Source data ->

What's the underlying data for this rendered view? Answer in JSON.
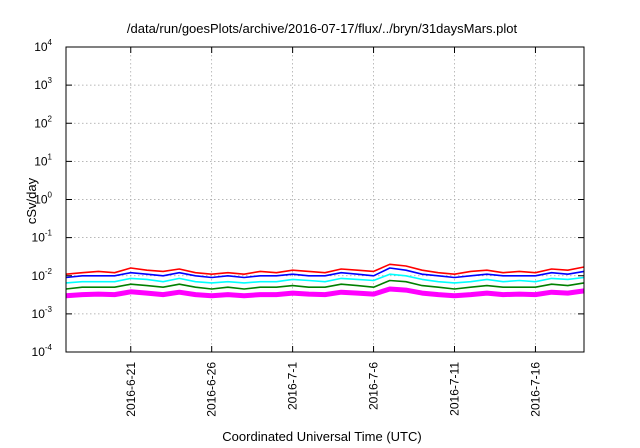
{
  "chart_data": {
    "type": "line",
    "title": "/data/run/goesPlots/archive/2016-07-17/flux/../bryn/31daysMars.plot",
    "xlabel": "Coordinated Universal Time (UTC)",
    "ylabel": "cSv/day",
    "y_scale": "log",
    "ylim": [
      0.0001,
      10000
    ],
    "y_ticks": [
      {
        "base": "10",
        "exp": "-4",
        "value": 0.0001
      },
      {
        "base": "10",
        "exp": "-3",
        "value": 0.001
      },
      {
        "base": "10",
        "exp": "-2",
        "value": 0.01
      },
      {
        "base": "10",
        "exp": "-1",
        "value": 0.1
      },
      {
        "base": "10",
        "exp": "0",
        "value": 1
      },
      {
        "base": "10",
        "exp": "1",
        "value": 10
      },
      {
        "base": "10",
        "exp": "2",
        "value": 100
      },
      {
        "base": "10",
        "exp": "3",
        "value": 1000
      },
      {
        "base": "10",
        "exp": "4",
        "value": 10000
      }
    ],
    "xlim": [
      "2016-06-17",
      "2016-07-19"
    ],
    "x_ticks": [
      "2016-6-21",
      "2016-6-26",
      "2016-7-1",
      "2016-7-6",
      "2016-7-11",
      "2016-7-16"
    ],
    "x_tick_dates": [
      "2016-06-21",
      "2016-06-26",
      "2016-07-01",
      "2016-07-06",
      "2016-07-11",
      "2016-07-16"
    ],
    "grid": true,
    "x_dates": [
      "2016-06-17",
      "2016-06-18",
      "2016-06-19",
      "2016-06-20",
      "2016-06-21",
      "2016-06-22",
      "2016-06-23",
      "2016-06-24",
      "2016-06-25",
      "2016-06-26",
      "2016-06-27",
      "2016-06-28",
      "2016-06-29",
      "2016-06-30",
      "2016-07-01",
      "2016-07-02",
      "2016-07-03",
      "2016-07-04",
      "2016-07-05",
      "2016-07-06",
      "2016-07-07",
      "2016-07-08",
      "2016-07-09",
      "2016-07-10",
      "2016-07-11",
      "2016-07-12",
      "2016-07-13",
      "2016-07-14",
      "2016-07-15",
      "2016-07-16",
      "2016-07-17",
      "2016-07-18",
      "2016-07-19"
    ],
    "series": [
      {
        "color": "#ff0000",
        "values": [
          0.011,
          0.012,
          0.013,
          0.012,
          0.016,
          0.014,
          0.013,
          0.015,
          0.012,
          0.011,
          0.012,
          0.011,
          0.013,
          0.012,
          0.014,
          0.013,
          0.012,
          0.015,
          0.014,
          0.013,
          0.02,
          0.018,
          0.014,
          0.012,
          0.011,
          0.013,
          0.014,
          0.012,
          0.013,
          0.012,
          0.015,
          0.014,
          0.017
        ]
      },
      {
        "color": "#0000ff",
        "values": [
          0.009,
          0.01,
          0.01,
          0.01,
          0.012,
          0.011,
          0.01,
          0.012,
          0.01,
          0.009,
          0.01,
          0.009,
          0.01,
          0.01,
          0.011,
          0.01,
          0.01,
          0.012,
          0.011,
          0.01,
          0.016,
          0.014,
          0.011,
          0.01,
          0.009,
          0.01,
          0.011,
          0.01,
          0.01,
          0.01,
          0.012,
          0.011,
          0.013
        ]
      },
      {
        "color": "#00ffff",
        "values": [
          0.0065,
          0.007,
          0.007,
          0.007,
          0.0085,
          0.008,
          0.007,
          0.0085,
          0.007,
          0.0065,
          0.007,
          0.0065,
          0.007,
          0.007,
          0.008,
          0.0075,
          0.007,
          0.0085,
          0.008,
          0.0075,
          0.011,
          0.01,
          0.008,
          0.007,
          0.0065,
          0.007,
          0.008,
          0.007,
          0.0075,
          0.007,
          0.0085,
          0.008,
          0.009
        ]
      },
      {
        "color": "#008000",
        "values": [
          0.0045,
          0.005,
          0.005,
          0.005,
          0.006,
          0.0055,
          0.005,
          0.006,
          0.005,
          0.0045,
          0.005,
          0.0045,
          0.005,
          0.005,
          0.0055,
          0.005,
          0.005,
          0.006,
          0.0055,
          0.005,
          0.0075,
          0.007,
          0.0055,
          0.005,
          0.0045,
          0.005,
          0.0055,
          0.005,
          0.005,
          0.005,
          0.006,
          0.0055,
          0.0065
        ]
      },
      {
        "color": "#ff00ff",
        "values": [
          0.003,
          0.0032,
          0.0033,
          0.0032,
          0.0038,
          0.0035,
          0.0032,
          0.0037,
          0.0032,
          0.003,
          0.0032,
          0.003,
          0.0032,
          0.0032,
          0.0035,
          0.0033,
          0.0032,
          0.0037,
          0.0035,
          0.0033,
          0.0045,
          0.0042,
          0.0035,
          0.0032,
          0.003,
          0.0032,
          0.0035,
          0.0032,
          0.0033,
          0.0032,
          0.0037,
          0.0035,
          0.004
        ]
      }
    ]
  }
}
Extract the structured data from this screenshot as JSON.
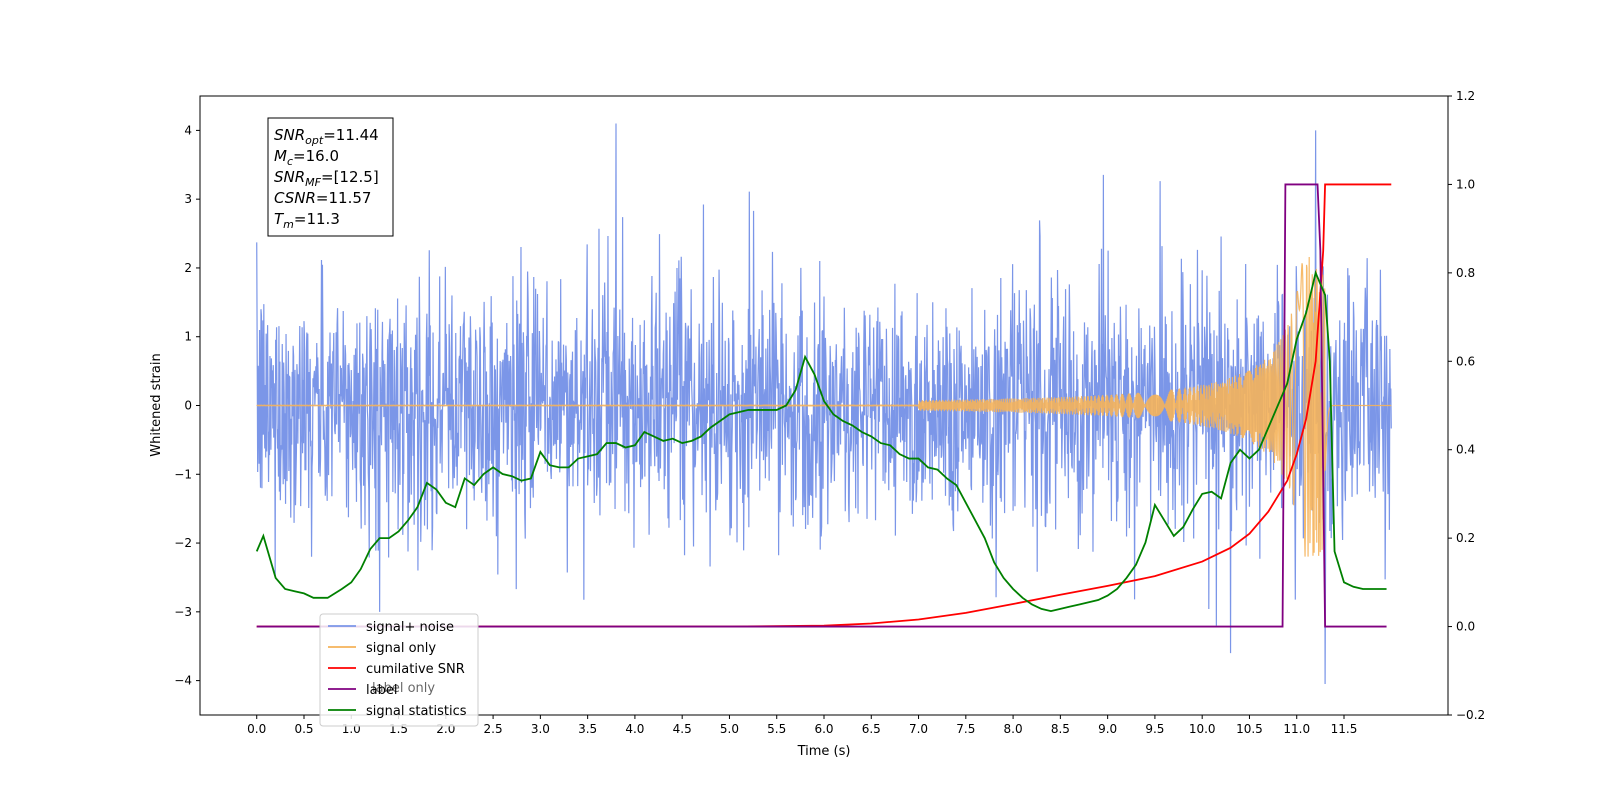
{
  "chart_data": {
    "type": "line",
    "xlabel": "Time (s)",
    "ylabel_left": "Whitened strain",
    "ylabel_right": "",
    "xlim": [
      -0.6,
      12.6
    ],
    "ylim_left": [
      -4.5,
      4.5
    ],
    "ylim_right": [
      -0.2,
      1.2
    ],
    "x_ticks": [
      0.0,
      0.5,
      1.0,
      1.5,
      2.0,
      2.5,
      3.0,
      3.5,
      4.0,
      4.5,
      5.0,
      5.5,
      6.0,
      6.5,
      7.0,
      7.5,
      8.0,
      8.5,
      9.0,
      9.5,
      10.0,
      10.5,
      11.0,
      11.5
    ],
    "y_ticks_left": [
      -4,
      -3,
      -2,
      -1,
      0,
      1,
      2,
      3,
      4
    ],
    "y_ticks_right": [
      -0.2,
      0.0,
      0.2,
      0.4,
      0.6,
      0.8,
      1.0,
      1.2
    ],
    "grid": false,
    "legend_position": "lower-left",
    "info_box": {
      "lines": [
        {
          "main": "SNR",
          "sub": "opt",
          "value": "=11.44"
        },
        {
          "main": "M",
          "sub": "c",
          "value": "=16.0"
        },
        {
          "main": "SNR",
          "sub": "MF",
          "value": "=[12.5]"
        },
        {
          "main": "CSNR",
          "sub": "",
          "value": "=11.57"
        },
        {
          "main": "T",
          "sub": "m",
          "value": "=11.3"
        }
      ]
    },
    "series": [
      {
        "name": "signal+ noise",
        "color": "#7b96e8",
        "axis": "left",
        "style": "noise",
        "x_range": [
          0.0,
          12.0
        ],
        "std": 0.9,
        "peaks": [
          [
            3.8,
            4.1
          ],
          [
            11.2,
            4.0
          ],
          [
            11.3,
            -4.05
          ],
          [
            1.3,
            -3.0
          ],
          [
            10.3,
            -3.6
          ],
          [
            10.15,
            -3.2
          ]
        ]
      },
      {
        "name": "signal only",
        "color": "#f5b25a",
        "axis": "left",
        "style": "chirp",
        "x_range": [
          0.0,
          12.0
        ],
        "merger_time": 11.3
      },
      {
        "name": "cumilative SNR",
        "color": "#ff0000",
        "axis": "right",
        "x": [
          0.0,
          5.0,
          6.0,
          6.5,
          7.0,
          7.5,
          8.0,
          8.5,
          9.0,
          9.5,
          10.0,
          10.3,
          10.5,
          10.7,
          10.9,
          11.0,
          11.1,
          11.2,
          11.28,
          11.3,
          12.0
        ],
        "values": [
          0.0,
          0.0,
          0.002,
          0.007,
          0.016,
          0.031,
          0.051,
          0.072,
          0.092,
          0.114,
          0.147,
          0.178,
          0.21,
          0.26,
          0.33,
          0.39,
          0.47,
          0.6,
          0.85,
          1.0,
          1.0
        ]
      },
      {
        "name": "label",
        "color": "#800080",
        "axis": "right",
        "x": [
          0.0,
          10.85,
          10.88,
          11.22,
          11.25,
          11.3,
          11.32,
          11.95
        ],
        "values": [
          0.0,
          0.0,
          1.0,
          1.0,
          0.85,
          0.0,
          0.0,
          0.0
        ]
      },
      {
        "name": "label only",
        "color": "#cccccc",
        "axis": "right",
        "hidden": true,
        "x": [],
        "values": []
      },
      {
        "name": "signal statistics",
        "color": "#008000",
        "axis": "right",
        "x": [
          0.0,
          0.07,
          0.2,
          0.3,
          0.4,
          0.5,
          0.6,
          0.75,
          0.9,
          1.0,
          1.1,
          1.2,
          1.3,
          1.4,
          1.5,
          1.6,
          1.7,
          1.8,
          1.9,
          2.0,
          2.1,
          2.2,
          2.3,
          2.4,
          2.5,
          2.6,
          2.7,
          2.8,
          2.9,
          3.0,
          3.1,
          3.2,
          3.3,
          3.4,
          3.5,
          3.6,
          3.7,
          3.8,
          3.9,
          4.0,
          4.1,
          4.2,
          4.3,
          4.4,
          4.5,
          4.6,
          4.7,
          4.8,
          4.9,
          5.0,
          5.1,
          5.2,
          5.3,
          5.4,
          5.5,
          5.6,
          5.7,
          5.8,
          5.9,
          6.0,
          6.1,
          6.2,
          6.3,
          6.4,
          6.5,
          6.6,
          6.7,
          6.8,
          6.9,
          7.0,
          7.1,
          7.2,
          7.3,
          7.4,
          7.5,
          7.6,
          7.7,
          7.8,
          7.9,
          8.0,
          8.1,
          8.2,
          8.3,
          8.4,
          8.5,
          8.6,
          8.7,
          8.8,
          8.9,
          9.0,
          9.1,
          9.2,
          9.3,
          9.4,
          9.5,
          9.6,
          9.7,
          9.8,
          9.9,
          10.0,
          10.1,
          10.2,
          10.3,
          10.4,
          10.5,
          10.6,
          10.7,
          10.8,
          10.9,
          11.0,
          11.1,
          11.2,
          11.3,
          11.35,
          11.4,
          11.5,
          11.6,
          11.7,
          11.8,
          11.95
        ],
        "values": [
          0.17,
          0.205,
          0.11,
          0.085,
          0.08,
          0.075,
          0.065,
          0.065,
          0.085,
          0.1,
          0.13,
          0.175,
          0.2,
          0.2,
          0.215,
          0.24,
          0.27,
          0.325,
          0.31,
          0.28,
          0.27,
          0.335,
          0.32,
          0.345,
          0.36,
          0.345,
          0.34,
          0.33,
          0.335,
          0.395,
          0.365,
          0.36,
          0.36,
          0.38,
          0.385,
          0.39,
          0.415,
          0.415,
          0.405,
          0.41,
          0.44,
          0.43,
          0.42,
          0.425,
          0.415,
          0.42,
          0.43,
          0.45,
          0.465,
          0.48,
          0.485,
          0.49,
          0.49,
          0.49,
          0.49,
          0.5,
          0.535,
          0.61,
          0.57,
          0.51,
          0.48,
          0.465,
          0.455,
          0.44,
          0.43,
          0.415,
          0.41,
          0.39,
          0.38,
          0.38,
          0.36,
          0.355,
          0.335,
          0.32,
          0.28,
          0.24,
          0.2,
          0.145,
          0.11,
          0.085,
          0.065,
          0.05,
          0.04,
          0.035,
          0.04,
          0.045,
          0.05,
          0.055,
          0.06,
          0.07,
          0.085,
          0.11,
          0.14,
          0.19,
          0.275,
          0.24,
          0.205,
          0.225,
          0.265,
          0.3,
          0.305,
          0.29,
          0.37,
          0.4,
          0.38,
          0.4,
          0.45,
          0.5,
          0.55,
          0.65,
          0.71,
          0.8,
          0.75,
          0.6,
          0.17,
          0.1,
          0.09,
          0.085,
          0.085,
          0.085
        ]
      }
    ]
  }
}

Your task -> Count the lines of the data that include the string "signal", and give only that number.

Answer to the problem -> 3